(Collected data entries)

|---|

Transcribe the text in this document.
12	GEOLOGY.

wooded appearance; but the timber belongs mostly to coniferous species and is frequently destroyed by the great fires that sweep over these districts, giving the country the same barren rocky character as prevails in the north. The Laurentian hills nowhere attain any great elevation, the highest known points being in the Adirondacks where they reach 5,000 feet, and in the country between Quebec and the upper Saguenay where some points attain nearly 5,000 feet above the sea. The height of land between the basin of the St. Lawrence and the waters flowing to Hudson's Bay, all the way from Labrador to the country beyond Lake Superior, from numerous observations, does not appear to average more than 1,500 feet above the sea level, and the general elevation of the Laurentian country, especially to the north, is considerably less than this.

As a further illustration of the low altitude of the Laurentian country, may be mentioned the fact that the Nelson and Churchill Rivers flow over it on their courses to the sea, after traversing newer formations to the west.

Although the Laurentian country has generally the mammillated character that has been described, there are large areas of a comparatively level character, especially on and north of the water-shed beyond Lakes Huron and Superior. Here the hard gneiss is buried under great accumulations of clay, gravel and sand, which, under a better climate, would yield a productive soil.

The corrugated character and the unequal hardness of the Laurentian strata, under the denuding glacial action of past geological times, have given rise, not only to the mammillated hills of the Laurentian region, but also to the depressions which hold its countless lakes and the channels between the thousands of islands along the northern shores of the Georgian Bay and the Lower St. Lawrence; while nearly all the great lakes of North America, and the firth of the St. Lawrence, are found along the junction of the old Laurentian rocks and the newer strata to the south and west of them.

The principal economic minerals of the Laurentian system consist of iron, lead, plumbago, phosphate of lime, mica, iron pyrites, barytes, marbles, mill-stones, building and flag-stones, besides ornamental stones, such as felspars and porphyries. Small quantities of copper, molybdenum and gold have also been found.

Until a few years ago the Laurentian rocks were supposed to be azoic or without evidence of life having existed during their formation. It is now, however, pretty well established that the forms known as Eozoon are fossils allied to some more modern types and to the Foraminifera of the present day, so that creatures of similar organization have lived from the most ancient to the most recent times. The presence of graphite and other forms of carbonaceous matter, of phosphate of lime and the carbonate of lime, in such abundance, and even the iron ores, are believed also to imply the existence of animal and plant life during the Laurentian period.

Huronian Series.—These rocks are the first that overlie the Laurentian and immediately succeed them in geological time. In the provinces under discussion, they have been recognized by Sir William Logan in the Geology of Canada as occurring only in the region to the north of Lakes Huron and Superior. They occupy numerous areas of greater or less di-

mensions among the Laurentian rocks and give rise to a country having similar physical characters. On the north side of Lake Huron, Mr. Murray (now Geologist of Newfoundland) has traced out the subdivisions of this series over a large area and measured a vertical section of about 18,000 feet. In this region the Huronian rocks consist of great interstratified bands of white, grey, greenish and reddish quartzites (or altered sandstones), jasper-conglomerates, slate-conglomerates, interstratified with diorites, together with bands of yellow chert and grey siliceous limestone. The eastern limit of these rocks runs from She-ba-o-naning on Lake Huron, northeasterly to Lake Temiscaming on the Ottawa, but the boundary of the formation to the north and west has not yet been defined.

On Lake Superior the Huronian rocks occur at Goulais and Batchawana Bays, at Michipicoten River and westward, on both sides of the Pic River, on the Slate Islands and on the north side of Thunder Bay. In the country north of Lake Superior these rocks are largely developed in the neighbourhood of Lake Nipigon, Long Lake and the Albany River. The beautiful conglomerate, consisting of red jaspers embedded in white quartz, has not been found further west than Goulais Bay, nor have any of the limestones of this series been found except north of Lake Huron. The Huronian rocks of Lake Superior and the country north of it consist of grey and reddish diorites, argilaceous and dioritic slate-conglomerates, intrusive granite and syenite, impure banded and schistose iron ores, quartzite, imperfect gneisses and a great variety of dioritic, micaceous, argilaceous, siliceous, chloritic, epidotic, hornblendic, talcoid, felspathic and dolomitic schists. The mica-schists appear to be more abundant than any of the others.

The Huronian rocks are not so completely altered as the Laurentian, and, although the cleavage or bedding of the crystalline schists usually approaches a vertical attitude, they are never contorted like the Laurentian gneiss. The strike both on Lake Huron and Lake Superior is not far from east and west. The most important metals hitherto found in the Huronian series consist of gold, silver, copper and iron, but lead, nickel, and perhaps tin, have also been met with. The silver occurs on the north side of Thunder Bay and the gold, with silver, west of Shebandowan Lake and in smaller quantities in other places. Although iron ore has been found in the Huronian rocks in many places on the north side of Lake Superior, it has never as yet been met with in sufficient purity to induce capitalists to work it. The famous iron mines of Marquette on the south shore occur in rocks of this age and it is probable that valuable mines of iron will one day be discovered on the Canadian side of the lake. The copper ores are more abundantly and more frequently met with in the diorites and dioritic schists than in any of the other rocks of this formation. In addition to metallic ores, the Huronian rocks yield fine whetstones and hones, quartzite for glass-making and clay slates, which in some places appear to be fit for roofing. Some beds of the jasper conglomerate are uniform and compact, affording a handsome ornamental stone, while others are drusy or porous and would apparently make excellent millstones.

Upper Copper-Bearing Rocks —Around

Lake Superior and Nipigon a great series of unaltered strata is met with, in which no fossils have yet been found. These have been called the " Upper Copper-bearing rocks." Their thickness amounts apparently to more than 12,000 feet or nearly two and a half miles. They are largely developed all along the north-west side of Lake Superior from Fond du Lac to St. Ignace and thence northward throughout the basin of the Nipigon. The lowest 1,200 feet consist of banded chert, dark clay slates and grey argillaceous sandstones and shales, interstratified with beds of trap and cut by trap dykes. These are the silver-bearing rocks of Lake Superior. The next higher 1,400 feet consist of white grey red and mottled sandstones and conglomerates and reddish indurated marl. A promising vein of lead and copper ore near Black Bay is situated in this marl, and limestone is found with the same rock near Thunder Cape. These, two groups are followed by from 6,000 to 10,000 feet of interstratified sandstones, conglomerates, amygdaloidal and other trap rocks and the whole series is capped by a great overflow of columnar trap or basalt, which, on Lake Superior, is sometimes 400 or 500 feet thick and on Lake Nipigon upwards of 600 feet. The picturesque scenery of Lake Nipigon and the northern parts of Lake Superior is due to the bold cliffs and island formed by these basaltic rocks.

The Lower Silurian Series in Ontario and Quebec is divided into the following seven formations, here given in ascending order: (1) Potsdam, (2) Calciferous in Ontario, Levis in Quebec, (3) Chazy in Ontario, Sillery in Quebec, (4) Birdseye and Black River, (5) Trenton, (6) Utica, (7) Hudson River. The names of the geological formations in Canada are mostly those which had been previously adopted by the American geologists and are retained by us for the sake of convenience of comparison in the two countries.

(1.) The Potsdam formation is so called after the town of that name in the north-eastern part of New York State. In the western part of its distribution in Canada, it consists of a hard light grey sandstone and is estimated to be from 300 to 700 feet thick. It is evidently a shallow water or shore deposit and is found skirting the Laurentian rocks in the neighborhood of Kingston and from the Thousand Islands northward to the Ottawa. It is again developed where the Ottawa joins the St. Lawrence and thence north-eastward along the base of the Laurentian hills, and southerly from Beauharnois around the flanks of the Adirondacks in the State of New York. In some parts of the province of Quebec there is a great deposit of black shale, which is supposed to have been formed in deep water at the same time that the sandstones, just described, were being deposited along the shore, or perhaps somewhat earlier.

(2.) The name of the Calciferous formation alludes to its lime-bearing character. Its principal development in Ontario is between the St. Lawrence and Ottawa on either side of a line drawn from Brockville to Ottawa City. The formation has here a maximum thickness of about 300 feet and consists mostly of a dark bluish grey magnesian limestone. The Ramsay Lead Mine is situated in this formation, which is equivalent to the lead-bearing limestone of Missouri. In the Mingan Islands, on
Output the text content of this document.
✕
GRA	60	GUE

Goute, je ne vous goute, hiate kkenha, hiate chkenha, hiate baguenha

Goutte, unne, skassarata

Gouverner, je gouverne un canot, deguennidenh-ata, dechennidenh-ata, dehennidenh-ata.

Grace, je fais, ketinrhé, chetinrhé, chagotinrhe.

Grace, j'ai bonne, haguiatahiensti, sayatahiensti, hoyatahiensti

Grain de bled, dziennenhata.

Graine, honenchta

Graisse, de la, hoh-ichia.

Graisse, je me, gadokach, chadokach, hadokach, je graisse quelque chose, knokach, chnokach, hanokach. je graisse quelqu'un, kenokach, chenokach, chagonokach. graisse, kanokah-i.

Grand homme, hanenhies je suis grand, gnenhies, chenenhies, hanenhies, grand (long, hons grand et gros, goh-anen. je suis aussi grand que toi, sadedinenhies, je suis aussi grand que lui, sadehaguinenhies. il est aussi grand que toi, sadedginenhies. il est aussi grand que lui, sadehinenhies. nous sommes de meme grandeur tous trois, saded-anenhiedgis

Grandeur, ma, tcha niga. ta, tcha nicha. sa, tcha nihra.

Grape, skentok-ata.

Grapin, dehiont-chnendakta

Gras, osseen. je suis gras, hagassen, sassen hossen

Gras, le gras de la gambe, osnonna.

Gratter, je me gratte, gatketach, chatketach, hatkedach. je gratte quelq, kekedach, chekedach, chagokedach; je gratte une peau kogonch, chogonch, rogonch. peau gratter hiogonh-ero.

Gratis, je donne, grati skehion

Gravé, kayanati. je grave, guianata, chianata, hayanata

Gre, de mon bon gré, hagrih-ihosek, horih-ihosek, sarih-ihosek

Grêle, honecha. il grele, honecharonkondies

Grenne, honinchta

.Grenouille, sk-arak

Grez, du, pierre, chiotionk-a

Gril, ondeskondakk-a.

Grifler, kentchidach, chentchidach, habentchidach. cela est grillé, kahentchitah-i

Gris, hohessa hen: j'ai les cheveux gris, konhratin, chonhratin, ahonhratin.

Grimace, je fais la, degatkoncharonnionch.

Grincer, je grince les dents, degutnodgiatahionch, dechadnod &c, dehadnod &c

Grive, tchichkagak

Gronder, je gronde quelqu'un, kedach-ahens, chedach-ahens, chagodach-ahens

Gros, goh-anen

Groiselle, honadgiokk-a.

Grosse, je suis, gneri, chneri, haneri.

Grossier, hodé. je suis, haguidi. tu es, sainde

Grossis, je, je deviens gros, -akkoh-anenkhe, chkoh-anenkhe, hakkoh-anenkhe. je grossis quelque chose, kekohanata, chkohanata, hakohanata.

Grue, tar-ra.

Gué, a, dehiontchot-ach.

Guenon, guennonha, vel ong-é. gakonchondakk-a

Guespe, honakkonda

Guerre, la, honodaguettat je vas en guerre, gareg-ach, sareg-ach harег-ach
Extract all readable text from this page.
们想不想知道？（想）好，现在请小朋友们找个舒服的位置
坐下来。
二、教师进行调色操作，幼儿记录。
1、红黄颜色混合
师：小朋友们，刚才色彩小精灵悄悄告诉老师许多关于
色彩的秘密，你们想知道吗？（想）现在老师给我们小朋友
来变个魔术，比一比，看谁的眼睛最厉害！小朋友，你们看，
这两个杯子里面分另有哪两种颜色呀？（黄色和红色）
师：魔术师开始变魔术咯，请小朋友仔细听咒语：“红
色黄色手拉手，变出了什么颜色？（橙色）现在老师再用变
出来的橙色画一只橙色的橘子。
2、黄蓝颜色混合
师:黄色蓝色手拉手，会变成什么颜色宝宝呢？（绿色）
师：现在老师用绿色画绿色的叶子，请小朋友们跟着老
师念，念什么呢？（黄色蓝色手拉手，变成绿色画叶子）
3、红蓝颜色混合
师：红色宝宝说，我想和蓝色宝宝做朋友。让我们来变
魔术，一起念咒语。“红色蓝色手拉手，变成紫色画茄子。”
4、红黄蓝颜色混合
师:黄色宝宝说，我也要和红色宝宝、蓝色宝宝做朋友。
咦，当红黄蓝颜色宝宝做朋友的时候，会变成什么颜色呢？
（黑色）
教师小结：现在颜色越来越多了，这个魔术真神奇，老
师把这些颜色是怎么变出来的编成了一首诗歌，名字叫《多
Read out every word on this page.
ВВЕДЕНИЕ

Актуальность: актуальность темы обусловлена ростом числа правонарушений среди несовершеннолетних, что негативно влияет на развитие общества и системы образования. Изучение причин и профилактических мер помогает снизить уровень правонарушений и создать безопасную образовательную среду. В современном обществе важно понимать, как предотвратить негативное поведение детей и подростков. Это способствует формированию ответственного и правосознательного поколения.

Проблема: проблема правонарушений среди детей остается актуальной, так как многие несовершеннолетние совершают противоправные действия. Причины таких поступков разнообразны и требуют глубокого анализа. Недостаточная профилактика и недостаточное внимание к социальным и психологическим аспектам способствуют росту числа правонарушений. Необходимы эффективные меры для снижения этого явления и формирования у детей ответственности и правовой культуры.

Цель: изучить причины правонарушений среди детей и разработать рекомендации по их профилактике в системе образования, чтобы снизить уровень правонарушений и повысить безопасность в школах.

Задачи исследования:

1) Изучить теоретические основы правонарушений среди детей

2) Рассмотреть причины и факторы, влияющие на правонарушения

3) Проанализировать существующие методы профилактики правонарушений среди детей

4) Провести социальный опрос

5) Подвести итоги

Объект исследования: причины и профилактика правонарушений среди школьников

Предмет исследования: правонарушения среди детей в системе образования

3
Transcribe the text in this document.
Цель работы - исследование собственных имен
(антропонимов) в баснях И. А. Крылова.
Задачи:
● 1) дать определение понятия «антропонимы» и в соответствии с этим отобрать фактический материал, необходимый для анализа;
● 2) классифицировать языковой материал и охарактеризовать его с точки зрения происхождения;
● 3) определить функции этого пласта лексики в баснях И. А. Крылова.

|---|

Goal of the exercise —
The word "исследования" may appear on some lines. Report how many lines hold it, giving the number alone.

Response to this exercise —
3